[Your goal]
Give every line back verbatim, dropping all images.

[Provided data]
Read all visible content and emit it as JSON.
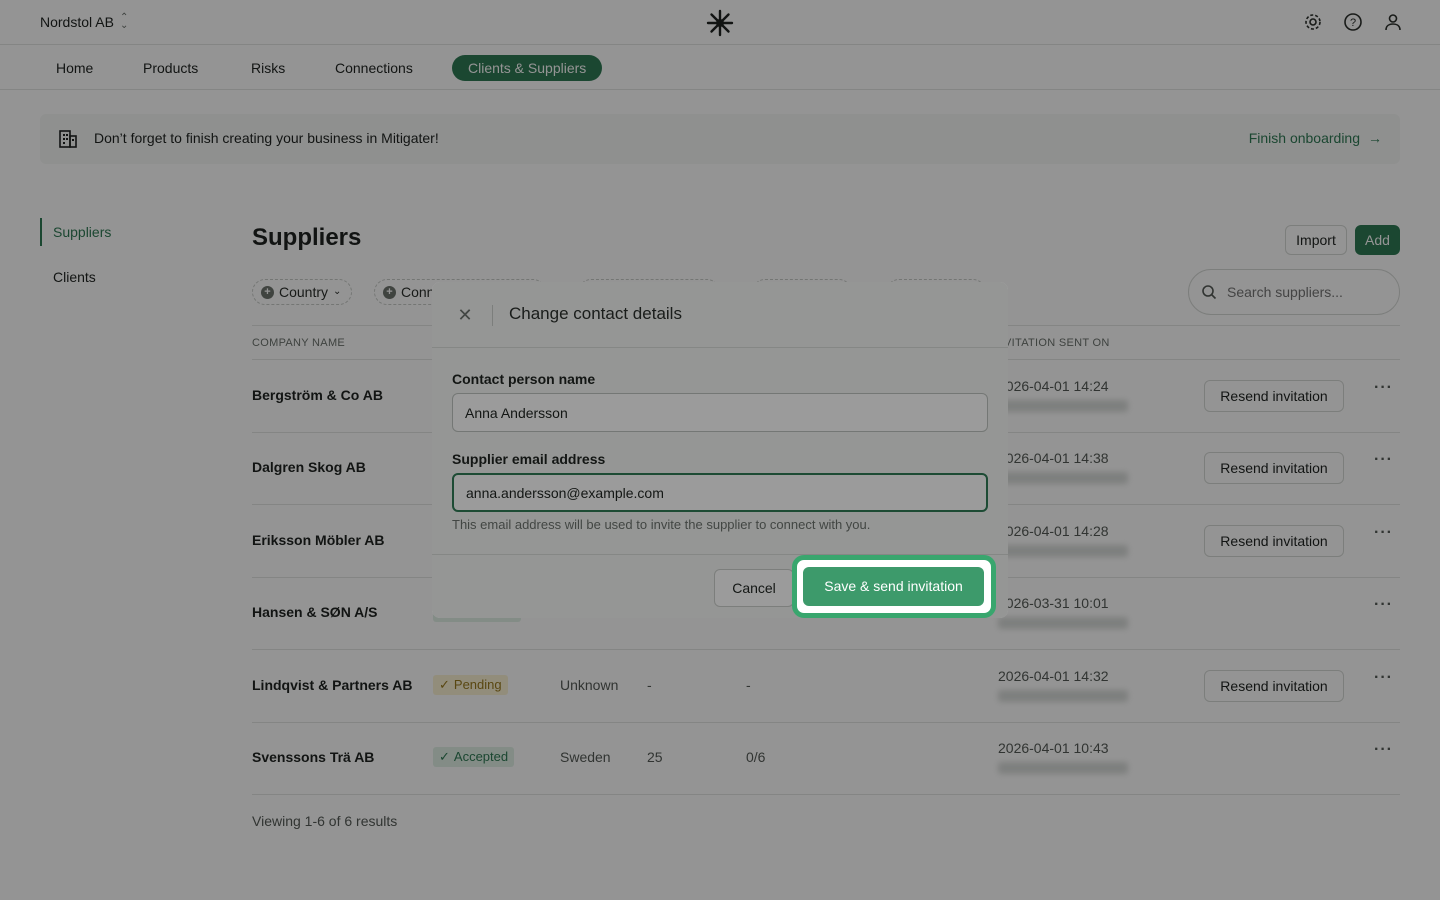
{
  "header": {
    "org_name": "Nordstol AB",
    "icons": [
      "settings-icon",
      "help-icon",
      "user-icon"
    ]
  },
  "nav": {
    "items": [
      {
        "label": "Home"
      },
      {
        "label": "Products"
      },
      {
        "label": "Risks"
      },
      {
        "label": "Connections"
      },
      {
        "label": "Clients & Suppliers",
        "active": true
      }
    ]
  },
  "banner": {
    "text": "Don’t forget to finish creating your business in Mitigater!",
    "link": "Finish onboarding"
  },
  "side_nav": {
    "items": [
      {
        "label": "Suppliers",
        "active": true
      },
      {
        "label": "Clients"
      }
    ]
  },
  "main": {
    "title": "Suppliers",
    "import_label": "Import",
    "add_label": "Add",
    "filters": [
      "Country",
      "Conn"
    ],
    "search_placeholder": "Search suppliers...",
    "columns": {
      "company_name": "COMPANY NAME",
      "invitation_sent_on": "VITATION SENT ON"
    },
    "rows": [
      {
        "name": "Bergström & Co AB",
        "status": "",
        "country": "",
        "employees": "",
        "progress": "",
        "date": "2026-04-01 14:24",
        "resend": "Resend invitation"
      },
      {
        "name": "Dalgren Skog AB",
        "status": "",
        "country": "",
        "employees": "",
        "progress": "",
        "date": "2026-04-01 14:38",
        "resend": "Resend invitation"
      },
      {
        "name": "Eriksson Möbler AB",
        "status": "",
        "country": "",
        "employees": "",
        "progress": "",
        "date": "2026-04-01 14:28",
        "resend": "Resend invitation"
      },
      {
        "name": "Hansen & SØN A/S",
        "status": "",
        "country": "",
        "employees": "",
        "progress": "",
        "date": "2026-03-31 10:01",
        "resend": ""
      },
      {
        "name": "Lindqvist & Partners AB",
        "status": "Pending",
        "country": "Unknown",
        "employees": "-",
        "progress": "-",
        "date": "2026-04-01 14:32",
        "resend": "Resend invitation"
      },
      {
        "name": "Svenssons Trä AB",
        "status": "Accepted",
        "country": "Sweden",
        "employees": "25",
        "progress": "0/6",
        "date": "2026-04-01 10:43",
        "resend": ""
      }
    ],
    "footer_count": "Viewing 1-6 of 6 results"
  },
  "modal": {
    "title": "Change contact details",
    "contact_label": "Contact person name",
    "contact_value": "Anna Andersson",
    "email_label": "Supplier email address",
    "email_value": "anna.andersson@example.com",
    "hint": "This email address will be used to invite the supplier to connect with you.",
    "cancel_label": "Cancel",
    "submit_label": "Save & send invitation"
  },
  "colors": {
    "brand": "#2f7a55",
    "cta": "#3d9a6b",
    "cta_ring": "#39a66e",
    "pending_bg": "#fbf3d4",
    "accepted_bg": "#e2f2e7"
  }
}
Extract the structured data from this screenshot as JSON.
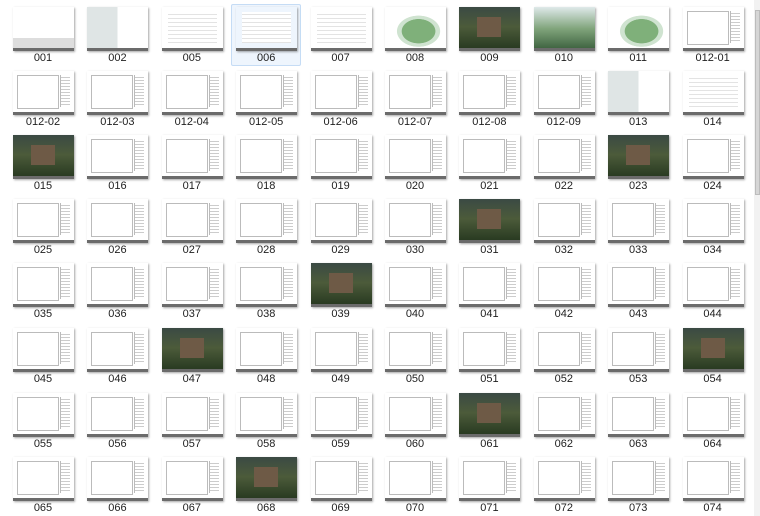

[Solution to this exercise]
Read all visible content and emit it as JSON.
{
  "header": {
    "org_name": "Nordstol AB",
    "icons": [
      "settings-icon",
      "help-icon",
      "user-icon"
    ]
  },
  "nav": {
    "items": [
      {
        "label": "Home"
      },
      {
        "label": "Products"
      },
      {
        "label": "Risks"
      },
      {
        "label": "Connections"
      },
      {
        "label": "Clients & Suppliers",
        "active": true
      }
    ]
  },
  "banner": {
    "text": "Don’t forget to finish creating your business in Mitigater!",
    "link": "Finish onboarding"
  },
  "side_nav": {
    "items": [
      {
        "label": "Suppliers",
        "active": true
      },
      {
        "label": "Clients"
      }
    ]
  },
  "main": {
    "title": "Suppliers",
    "import_label": "Import",
    "add_label": "Add",
    "filters": [
      "Country",
      "Conn"
    ],
    "search_placeholder": "Search suppliers...",
    "columns": {
      "company_name": "COMPANY NAME",
      "invitation_sent_on": "VITATION SENT ON"
    },
    "rows": [
      {
        "name": "Bergström & Co AB",
        "status": "",
        "country": "",
        "employees": "",
        "progress": "",
        "date": "2026-04-01 14:24",
        "resend": "Resend invitation"
      },
      {
        "name": "Dalgren Skog AB",
        "status": "",
        "country": "",
        "employees": "",
        "progress": "",
        "date": "2026-04-01 14:38",
        "resend": "Resend invitation"
      },
      {
        "name": "Eriksson Möbler AB",
        "status": "",
        "country": "",
        "employees": "",
        "progress": "",
        "date": "2026-04-01 14:28",
        "resend": "Resend invitation"
      },
      {
        "name": "Hansen & SØN A/S",
        "status": "",
        "country": "",
        "employees": "",
        "progress": "",
        "date": "2026-03-31 10:01",
        "resend": ""
      },
      {
        "name": "Lindqvist & Partners AB",
        "status": "Pending",
        "country": "Unknown",
        "employees": "-",
        "progress": "-",
        "date": "2026-04-01 14:32",
        "resend": "Resend invitation"
      },
      {
        "name": "Svenssons Trä AB",
        "status": "Accepted",
        "country": "Sweden",
        "employees": "25",
        "progress": "0/6",
        "date": "2026-04-01 10:43",
        "resend": ""
      }
    ],
    "footer_count": "Viewing 1-6 of 6 results"
  },
  "modal": {
    "title": "Change contact details",
    "contact_label": "Contact person name",
    "contact_value": "Anna Andersson",
    "email_label": "Supplier email address",
    "email_value": "anna.andersson@example.com",
    "hint": "This email address will be used to invite the supplier to connect with you.",
    "cancel_label": "Cancel",
    "submit_label": "Save & send invitation"
  },
  "colors": {
    "brand": "#2f7a55",
    "cta": "#3d9a6b",
    "cta_ring": "#39a66e",
    "pending_bg": "#fbf3d4",
    "accepted_bg": "#e2f2e7"
  }
}
Extract the structured data from this screenshot as JSON.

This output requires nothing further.